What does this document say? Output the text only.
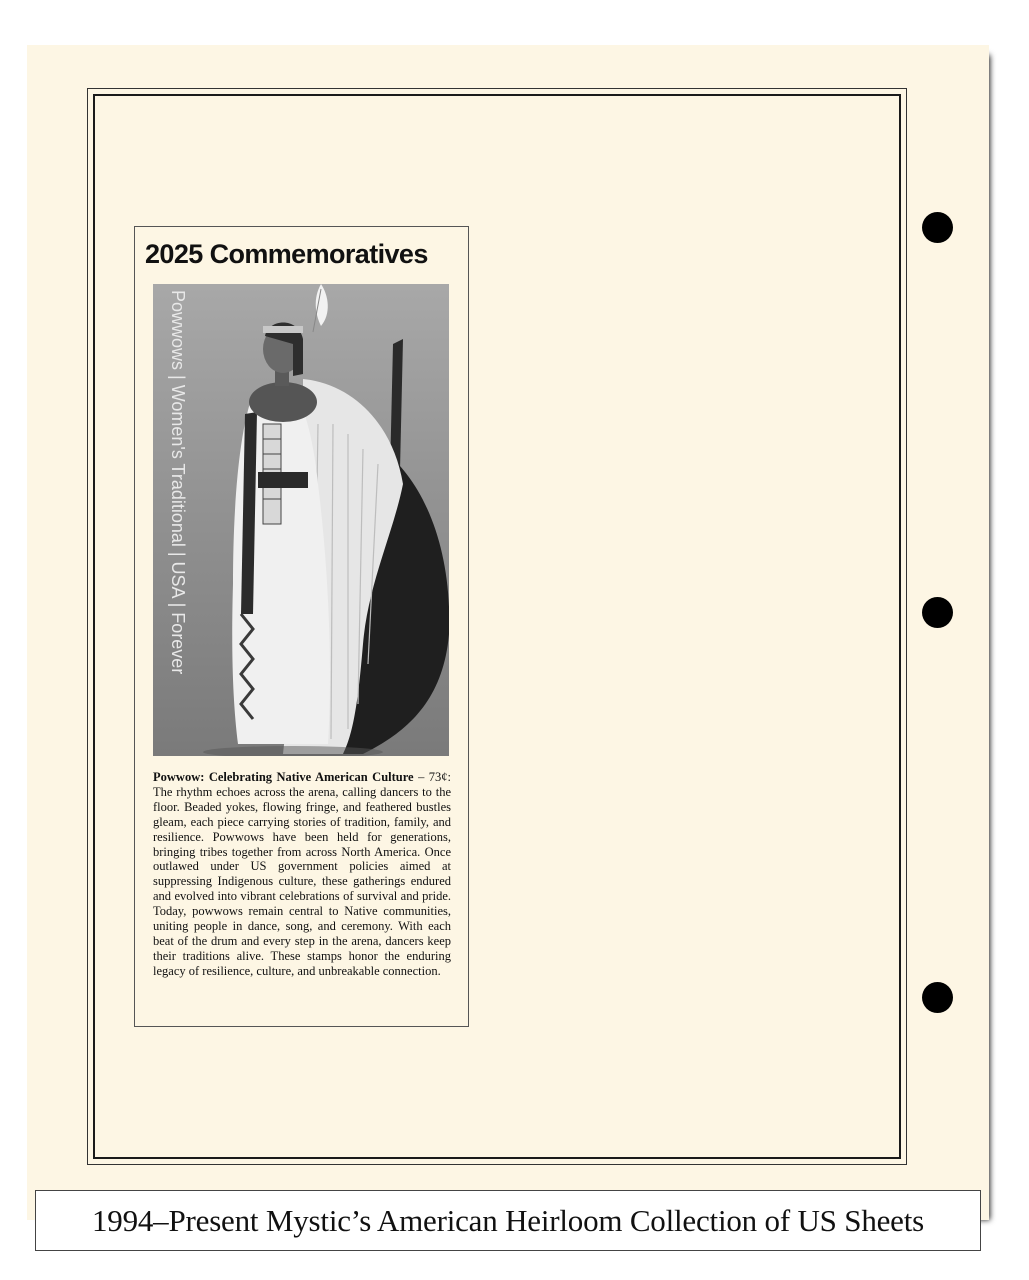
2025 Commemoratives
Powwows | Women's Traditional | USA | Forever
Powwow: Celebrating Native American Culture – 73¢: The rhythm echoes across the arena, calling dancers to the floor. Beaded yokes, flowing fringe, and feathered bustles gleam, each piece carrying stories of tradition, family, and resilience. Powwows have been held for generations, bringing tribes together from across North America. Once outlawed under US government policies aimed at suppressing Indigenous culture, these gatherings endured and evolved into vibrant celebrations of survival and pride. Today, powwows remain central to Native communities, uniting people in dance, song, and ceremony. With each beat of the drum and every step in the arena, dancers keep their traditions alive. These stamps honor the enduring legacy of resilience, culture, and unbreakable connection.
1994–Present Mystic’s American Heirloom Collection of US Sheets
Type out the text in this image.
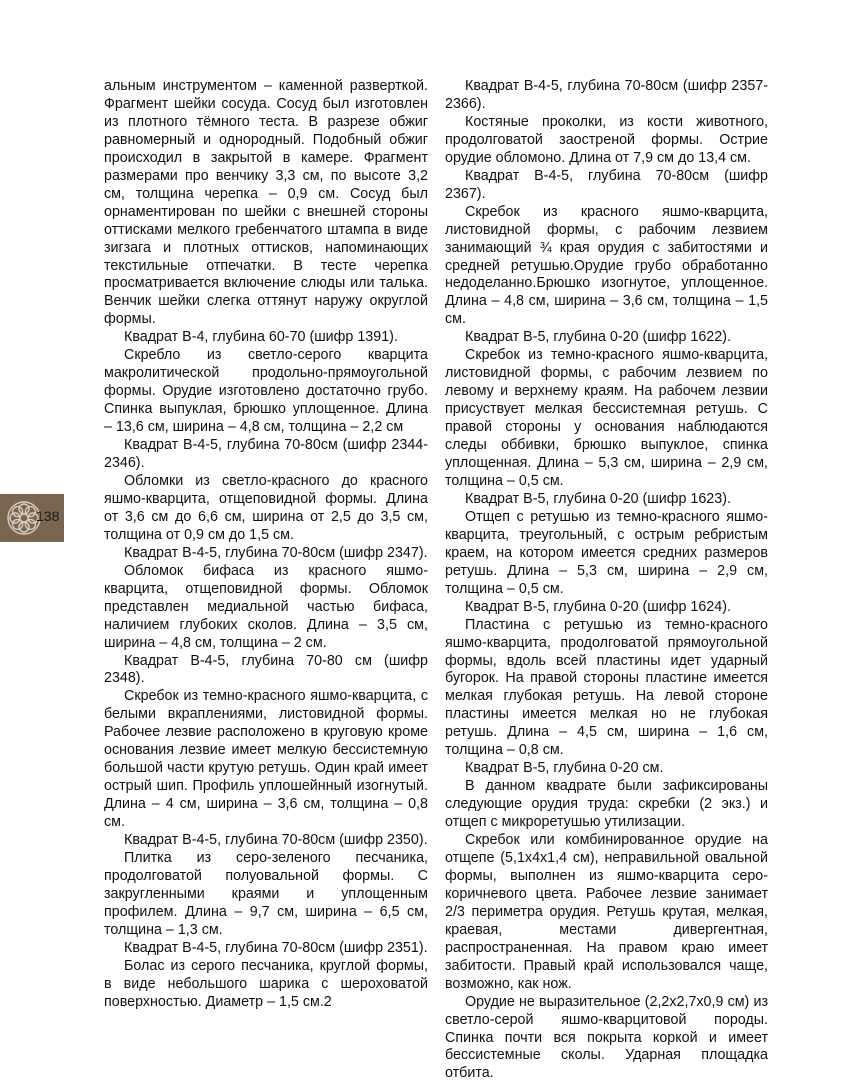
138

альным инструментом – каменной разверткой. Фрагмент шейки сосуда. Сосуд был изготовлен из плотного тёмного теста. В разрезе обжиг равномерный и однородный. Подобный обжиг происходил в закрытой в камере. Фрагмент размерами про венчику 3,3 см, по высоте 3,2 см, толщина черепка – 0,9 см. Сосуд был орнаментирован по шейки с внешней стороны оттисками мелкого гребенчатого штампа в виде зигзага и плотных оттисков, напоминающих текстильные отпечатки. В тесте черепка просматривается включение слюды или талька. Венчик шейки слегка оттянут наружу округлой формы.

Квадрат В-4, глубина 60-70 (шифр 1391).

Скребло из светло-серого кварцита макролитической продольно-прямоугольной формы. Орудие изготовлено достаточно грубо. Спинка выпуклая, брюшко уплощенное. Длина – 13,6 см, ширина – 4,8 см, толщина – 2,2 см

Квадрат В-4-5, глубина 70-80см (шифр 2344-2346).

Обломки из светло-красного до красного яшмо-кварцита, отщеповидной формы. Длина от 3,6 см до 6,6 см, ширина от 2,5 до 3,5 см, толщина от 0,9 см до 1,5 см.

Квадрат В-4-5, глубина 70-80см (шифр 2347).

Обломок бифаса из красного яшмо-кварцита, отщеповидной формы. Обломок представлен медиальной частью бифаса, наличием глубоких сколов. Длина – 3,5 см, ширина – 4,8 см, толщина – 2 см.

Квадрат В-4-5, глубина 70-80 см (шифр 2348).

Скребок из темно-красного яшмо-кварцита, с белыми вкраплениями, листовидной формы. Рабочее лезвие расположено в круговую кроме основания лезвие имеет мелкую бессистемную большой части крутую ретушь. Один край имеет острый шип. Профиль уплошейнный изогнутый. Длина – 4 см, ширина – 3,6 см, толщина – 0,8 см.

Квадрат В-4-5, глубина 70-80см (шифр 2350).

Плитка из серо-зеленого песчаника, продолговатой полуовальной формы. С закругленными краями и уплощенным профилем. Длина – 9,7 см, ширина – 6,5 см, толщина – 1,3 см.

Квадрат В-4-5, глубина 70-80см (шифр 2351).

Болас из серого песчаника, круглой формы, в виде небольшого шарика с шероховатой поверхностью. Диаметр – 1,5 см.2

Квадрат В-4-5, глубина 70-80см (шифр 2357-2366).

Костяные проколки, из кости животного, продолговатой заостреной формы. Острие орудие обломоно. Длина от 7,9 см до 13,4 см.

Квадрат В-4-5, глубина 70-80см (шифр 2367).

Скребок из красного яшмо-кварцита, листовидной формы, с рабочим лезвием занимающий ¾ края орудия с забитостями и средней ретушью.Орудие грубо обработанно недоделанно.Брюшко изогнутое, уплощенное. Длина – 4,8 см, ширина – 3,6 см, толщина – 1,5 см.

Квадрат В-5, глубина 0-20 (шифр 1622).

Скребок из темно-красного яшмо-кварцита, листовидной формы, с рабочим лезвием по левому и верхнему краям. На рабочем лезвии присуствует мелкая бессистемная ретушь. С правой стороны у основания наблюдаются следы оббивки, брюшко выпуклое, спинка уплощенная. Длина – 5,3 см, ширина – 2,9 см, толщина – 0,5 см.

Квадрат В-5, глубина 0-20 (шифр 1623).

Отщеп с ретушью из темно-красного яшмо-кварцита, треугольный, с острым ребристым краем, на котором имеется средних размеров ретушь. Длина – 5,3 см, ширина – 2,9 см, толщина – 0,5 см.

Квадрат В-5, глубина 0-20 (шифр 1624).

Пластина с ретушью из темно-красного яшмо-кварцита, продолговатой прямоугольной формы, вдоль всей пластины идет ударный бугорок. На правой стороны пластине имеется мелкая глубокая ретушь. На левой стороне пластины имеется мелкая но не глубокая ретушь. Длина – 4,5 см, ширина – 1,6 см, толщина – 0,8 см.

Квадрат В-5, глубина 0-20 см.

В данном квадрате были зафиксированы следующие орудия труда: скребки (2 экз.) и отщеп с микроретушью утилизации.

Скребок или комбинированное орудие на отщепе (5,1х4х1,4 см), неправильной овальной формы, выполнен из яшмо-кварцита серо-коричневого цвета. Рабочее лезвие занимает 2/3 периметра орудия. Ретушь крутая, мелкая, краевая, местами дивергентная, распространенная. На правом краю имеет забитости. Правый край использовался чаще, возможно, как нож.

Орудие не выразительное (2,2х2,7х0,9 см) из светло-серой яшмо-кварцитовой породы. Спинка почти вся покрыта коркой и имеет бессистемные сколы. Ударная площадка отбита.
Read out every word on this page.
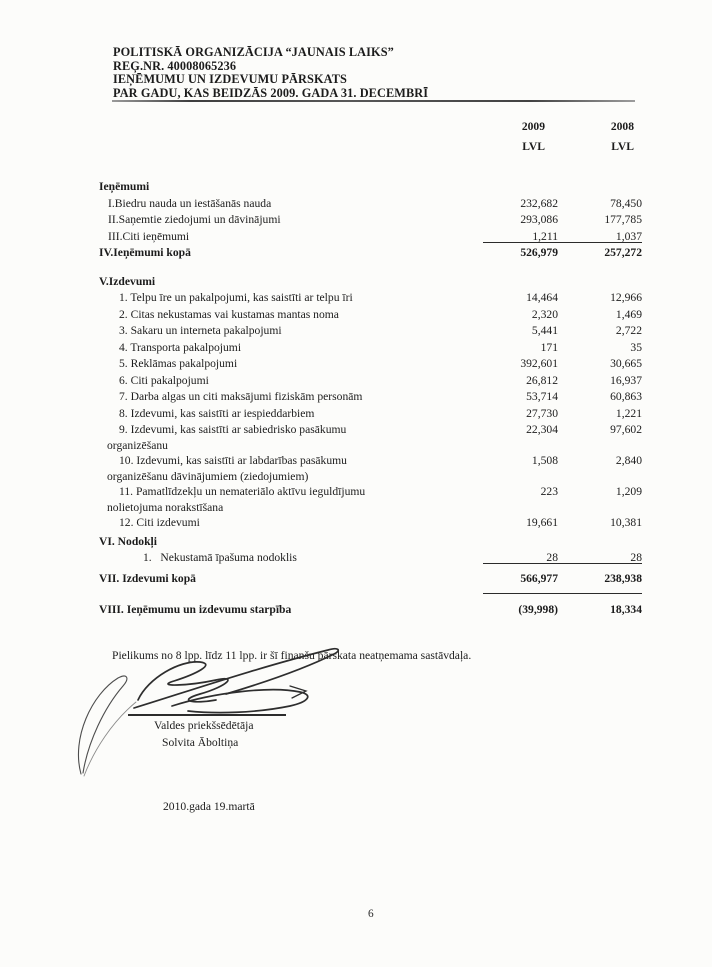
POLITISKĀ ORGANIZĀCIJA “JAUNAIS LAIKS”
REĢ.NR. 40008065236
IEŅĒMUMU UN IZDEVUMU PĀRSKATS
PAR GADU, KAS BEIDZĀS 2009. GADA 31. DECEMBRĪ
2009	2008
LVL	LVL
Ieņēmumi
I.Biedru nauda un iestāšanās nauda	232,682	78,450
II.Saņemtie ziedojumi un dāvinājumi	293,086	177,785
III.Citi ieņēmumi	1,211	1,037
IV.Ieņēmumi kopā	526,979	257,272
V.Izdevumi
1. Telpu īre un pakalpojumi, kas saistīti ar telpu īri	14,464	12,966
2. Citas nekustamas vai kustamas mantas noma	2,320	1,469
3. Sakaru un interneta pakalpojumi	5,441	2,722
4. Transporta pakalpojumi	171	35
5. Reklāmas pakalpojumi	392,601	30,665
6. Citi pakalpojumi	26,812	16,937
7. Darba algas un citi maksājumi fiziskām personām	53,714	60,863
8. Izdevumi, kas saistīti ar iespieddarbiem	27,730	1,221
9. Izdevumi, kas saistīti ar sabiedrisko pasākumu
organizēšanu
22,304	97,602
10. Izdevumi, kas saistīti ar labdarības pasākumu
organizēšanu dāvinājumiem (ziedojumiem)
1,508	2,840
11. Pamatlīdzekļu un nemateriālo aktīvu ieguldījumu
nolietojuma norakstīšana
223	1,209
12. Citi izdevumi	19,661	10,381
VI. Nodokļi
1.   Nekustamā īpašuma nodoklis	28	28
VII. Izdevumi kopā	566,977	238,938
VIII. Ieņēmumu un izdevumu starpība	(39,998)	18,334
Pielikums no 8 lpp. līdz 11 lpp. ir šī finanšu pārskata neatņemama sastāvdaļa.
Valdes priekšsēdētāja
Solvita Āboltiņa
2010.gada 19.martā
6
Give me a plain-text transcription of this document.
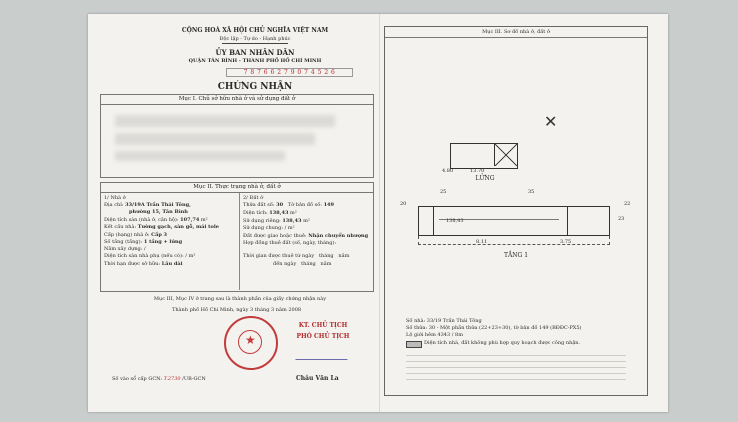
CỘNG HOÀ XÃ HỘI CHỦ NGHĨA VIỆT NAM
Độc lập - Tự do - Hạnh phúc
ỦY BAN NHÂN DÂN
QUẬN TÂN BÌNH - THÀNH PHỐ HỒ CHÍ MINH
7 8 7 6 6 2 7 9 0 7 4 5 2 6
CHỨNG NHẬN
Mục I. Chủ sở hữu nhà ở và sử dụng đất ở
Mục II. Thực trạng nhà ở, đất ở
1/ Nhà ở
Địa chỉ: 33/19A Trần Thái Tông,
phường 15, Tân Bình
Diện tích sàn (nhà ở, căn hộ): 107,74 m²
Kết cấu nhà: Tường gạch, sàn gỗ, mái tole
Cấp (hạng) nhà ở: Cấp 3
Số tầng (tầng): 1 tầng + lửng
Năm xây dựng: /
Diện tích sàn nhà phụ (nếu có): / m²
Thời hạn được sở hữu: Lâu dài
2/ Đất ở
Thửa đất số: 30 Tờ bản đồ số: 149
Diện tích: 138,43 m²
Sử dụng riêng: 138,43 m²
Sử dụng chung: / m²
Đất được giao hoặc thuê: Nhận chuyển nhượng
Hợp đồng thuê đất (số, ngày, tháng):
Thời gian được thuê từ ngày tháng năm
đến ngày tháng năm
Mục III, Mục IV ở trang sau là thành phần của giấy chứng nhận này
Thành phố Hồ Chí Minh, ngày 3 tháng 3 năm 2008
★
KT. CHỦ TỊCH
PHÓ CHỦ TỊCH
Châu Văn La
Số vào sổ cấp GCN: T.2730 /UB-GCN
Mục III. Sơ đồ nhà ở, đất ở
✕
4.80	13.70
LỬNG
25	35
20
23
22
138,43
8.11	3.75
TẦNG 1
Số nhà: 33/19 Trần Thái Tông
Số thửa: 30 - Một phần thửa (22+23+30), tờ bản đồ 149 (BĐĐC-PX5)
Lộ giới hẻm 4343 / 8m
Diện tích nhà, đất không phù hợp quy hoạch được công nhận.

_ _ _ _

◆ WHAT THE EXERCISE ASKS: Look through the records and gather each line with the word "серого".

◆ OUTPUT FOR THIS EXERCISE:
Скребло из светло-серого кварцита макролитической продольно-прямоугольной формы. Орудие изготовлено достаточно грубо. Спинка выпуклая, брюшко уплощенное. Длина – 13,6 см, ширина – 4,8 см, толщина – 2,2 см
Болас из серого песчаника, круглой формы, в виде небольшого шарика с шероховатой поверхностью. Диаметр – 1,5 см.2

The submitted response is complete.